_Short exercise_
Lift out each line of the data that holds "this".

_Listed records_
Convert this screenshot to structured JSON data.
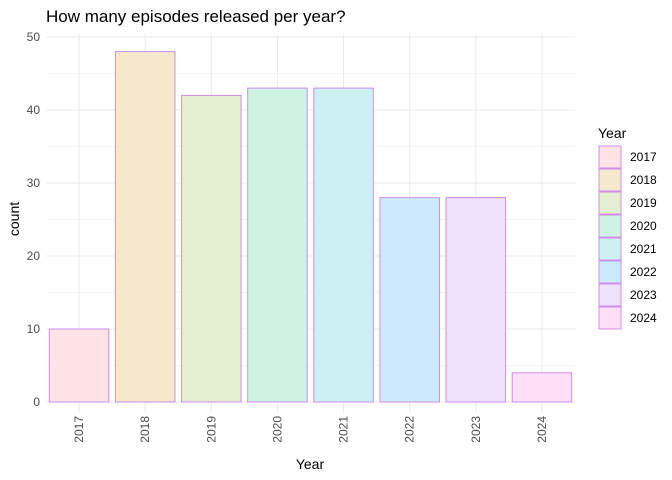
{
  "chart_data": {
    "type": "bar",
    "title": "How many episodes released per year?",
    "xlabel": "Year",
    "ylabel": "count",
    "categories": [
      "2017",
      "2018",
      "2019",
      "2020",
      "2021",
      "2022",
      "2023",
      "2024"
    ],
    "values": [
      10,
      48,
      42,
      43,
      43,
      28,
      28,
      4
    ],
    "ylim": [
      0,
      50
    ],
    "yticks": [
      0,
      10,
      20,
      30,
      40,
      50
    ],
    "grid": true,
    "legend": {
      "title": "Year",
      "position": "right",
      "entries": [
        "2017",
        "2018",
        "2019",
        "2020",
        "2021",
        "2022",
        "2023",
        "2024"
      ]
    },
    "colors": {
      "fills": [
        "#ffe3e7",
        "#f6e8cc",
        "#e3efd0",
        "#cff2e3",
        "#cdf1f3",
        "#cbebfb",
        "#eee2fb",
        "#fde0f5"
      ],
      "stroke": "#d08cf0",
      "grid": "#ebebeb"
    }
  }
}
...
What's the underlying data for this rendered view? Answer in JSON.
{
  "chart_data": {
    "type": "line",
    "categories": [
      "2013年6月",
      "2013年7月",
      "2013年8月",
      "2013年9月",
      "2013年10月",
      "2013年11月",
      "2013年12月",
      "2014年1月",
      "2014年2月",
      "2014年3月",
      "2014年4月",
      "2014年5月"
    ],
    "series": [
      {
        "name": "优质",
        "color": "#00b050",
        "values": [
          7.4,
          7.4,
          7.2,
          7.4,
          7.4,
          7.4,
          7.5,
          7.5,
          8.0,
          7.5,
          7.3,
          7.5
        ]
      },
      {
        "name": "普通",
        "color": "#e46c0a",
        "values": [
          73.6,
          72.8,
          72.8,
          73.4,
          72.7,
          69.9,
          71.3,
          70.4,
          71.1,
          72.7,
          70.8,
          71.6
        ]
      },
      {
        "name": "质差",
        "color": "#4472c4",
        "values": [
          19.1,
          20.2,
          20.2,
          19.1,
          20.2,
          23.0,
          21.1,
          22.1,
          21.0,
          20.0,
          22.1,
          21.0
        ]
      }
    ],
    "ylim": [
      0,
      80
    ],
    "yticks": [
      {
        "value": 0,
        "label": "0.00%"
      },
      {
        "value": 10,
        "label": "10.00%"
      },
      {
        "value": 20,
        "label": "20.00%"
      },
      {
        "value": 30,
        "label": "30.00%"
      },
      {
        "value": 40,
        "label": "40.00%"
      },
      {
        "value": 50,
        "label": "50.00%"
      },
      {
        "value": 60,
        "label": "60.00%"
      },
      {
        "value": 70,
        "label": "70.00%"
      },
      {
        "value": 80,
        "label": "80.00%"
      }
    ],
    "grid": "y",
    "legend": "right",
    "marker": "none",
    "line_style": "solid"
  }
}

_Result of the task_
Convert this screenshot to structured JSON data.
What's the underlying data for this rendered view? Answer in JSON.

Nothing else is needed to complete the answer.